Problem statement ::
Quote every entry word for word.

Dataset excerpts ::
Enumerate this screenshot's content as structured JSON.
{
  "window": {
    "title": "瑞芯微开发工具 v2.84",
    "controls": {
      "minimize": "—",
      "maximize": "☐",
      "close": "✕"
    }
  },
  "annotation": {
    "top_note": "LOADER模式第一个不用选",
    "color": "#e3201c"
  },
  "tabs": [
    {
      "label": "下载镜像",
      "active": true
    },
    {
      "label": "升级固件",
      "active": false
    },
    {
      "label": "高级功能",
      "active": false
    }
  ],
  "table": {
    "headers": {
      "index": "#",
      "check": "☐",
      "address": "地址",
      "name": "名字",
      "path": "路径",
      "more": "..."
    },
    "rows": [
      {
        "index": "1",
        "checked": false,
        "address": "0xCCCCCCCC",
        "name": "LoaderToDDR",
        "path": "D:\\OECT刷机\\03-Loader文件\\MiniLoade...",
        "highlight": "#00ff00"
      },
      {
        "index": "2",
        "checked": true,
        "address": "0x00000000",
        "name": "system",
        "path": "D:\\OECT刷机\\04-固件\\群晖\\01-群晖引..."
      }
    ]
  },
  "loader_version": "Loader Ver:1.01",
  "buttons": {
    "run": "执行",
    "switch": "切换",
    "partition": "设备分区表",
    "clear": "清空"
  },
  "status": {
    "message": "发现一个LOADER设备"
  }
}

Written answer ::
Enumerate this screenshot's content as structured JSON.
{
  "window": {
    "title": "瑞芯微开发工具 v2.84",
    "controls": {
      "minimize": "—",
      "maximize": "☐",
      "close": "✕"
    }
  },
  "annotation": {
    "top_note": "LOADER模式第一个不用选",
    "color": "#e3201c"
  },
  "tabs": [
    {
      "label": "下载镜像",
      "active": true
    },
    {
      "label": "升级固件",
      "active": false
    },
    {
      "label": "高级功能",
      "active": false
    }
  ],
  "table": {
    "headers": {
      "index": "#",
      "check": "☐",
      "address": "地址",
      "name": "名字",
      "path": "路径",
      "more": "..."
    },
    "rows": [
      {
        "index": "1",
        "checked": false,
        "address": "0xCCCCCCCC",
        "name": "LoaderToDDR",
        "path": "D:\\OECT刷机\\03-Loader文件\\MiniLoade...",
        "highlight": "#00ff00"
      },
      {
        "index": "2",
        "checked": true,
        "address": "0x00000000",
        "name": "system",
        "path": "D:\\OECT刷机\\04-固件\\群晖\\01-群晖引..."
      }
    ]
  },
  "loader_version": "Loader Ver:1.01",
  "buttons": {
    "run": "执行",
    "switch": "切换",
    "partition": "设备分区表",
    "clear": "清空"
  },
  "status": {
    "message": "发现一个LOADER设备"
  }
}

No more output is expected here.